▸ **Problem to solve**: Restate the full set of records exactly, without adding or dropping a word.

## Start Task input

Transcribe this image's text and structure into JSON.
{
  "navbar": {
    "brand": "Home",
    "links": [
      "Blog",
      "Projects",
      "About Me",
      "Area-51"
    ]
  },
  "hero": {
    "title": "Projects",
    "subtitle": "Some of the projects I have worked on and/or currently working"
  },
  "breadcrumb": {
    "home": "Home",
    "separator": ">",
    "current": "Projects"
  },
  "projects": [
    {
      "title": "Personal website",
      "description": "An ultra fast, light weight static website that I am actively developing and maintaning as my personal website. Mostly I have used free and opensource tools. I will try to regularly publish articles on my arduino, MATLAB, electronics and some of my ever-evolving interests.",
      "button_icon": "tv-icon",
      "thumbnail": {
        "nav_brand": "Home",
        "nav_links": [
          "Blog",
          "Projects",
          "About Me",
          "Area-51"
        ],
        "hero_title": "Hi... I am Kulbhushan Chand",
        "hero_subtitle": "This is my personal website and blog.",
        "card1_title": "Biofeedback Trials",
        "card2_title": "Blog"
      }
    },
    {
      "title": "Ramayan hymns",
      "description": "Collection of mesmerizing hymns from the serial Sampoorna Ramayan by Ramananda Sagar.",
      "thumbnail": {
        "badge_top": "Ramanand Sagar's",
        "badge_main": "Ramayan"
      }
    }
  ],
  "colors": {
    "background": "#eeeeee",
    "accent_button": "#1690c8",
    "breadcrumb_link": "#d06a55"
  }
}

## End Task input

▸ **Solution to the exercise**:
Transcribe this image's text and structure into JSON.
{
  "navbar": {
    "brand": "Home",
    "links": [
      "Blog",
      "Projects",
      "About Me",
      "Area-51"
    ]
  },
  "hero": {
    "title": "Projects",
    "subtitle": "Some of the projects I have worked on and/or currently working"
  },
  "breadcrumb": {
    "home": "Home",
    "separator": ">",
    "current": "Projects"
  },
  "projects": [
    {
      "title": "Personal website",
      "description": "An ultra fast, light weight static website that I am actively developing and maintaning as my personal website. Mostly I have used free and opensource tools. I will try to regularly publish articles on my arduino, MATLAB, electronics and some of my ever-evolving interests.",
      "button_icon": "tv-icon",
      "thumbnail": {
        "nav_brand": "Home",
        "nav_links": [
          "Blog",
          "Projects",
          "About Me",
          "Area-51"
        ],
        "hero_title": "Hi... I am Kulbhushan Chand",
        "hero_subtitle": "This is my personal website and blog.",
        "card1_title": "Biofeedback Trials",
        "card2_title": "Blog"
      }
    },
    {
      "title": "Ramayan hymns",
      "description": "Collection of mesmerizing hymns from the serial Sampoorna Ramayan by Ramananda Sagar.",
      "thumbnail": {
        "badge_top": "Ramanand Sagar's",
        "badge_main": "Ramayan"
      }
    }
  ],
  "colors": {
    "background": "#eeeeee",
    "accent_button": "#1690c8",
    "breadcrumb_link": "#d06a55"
  }
}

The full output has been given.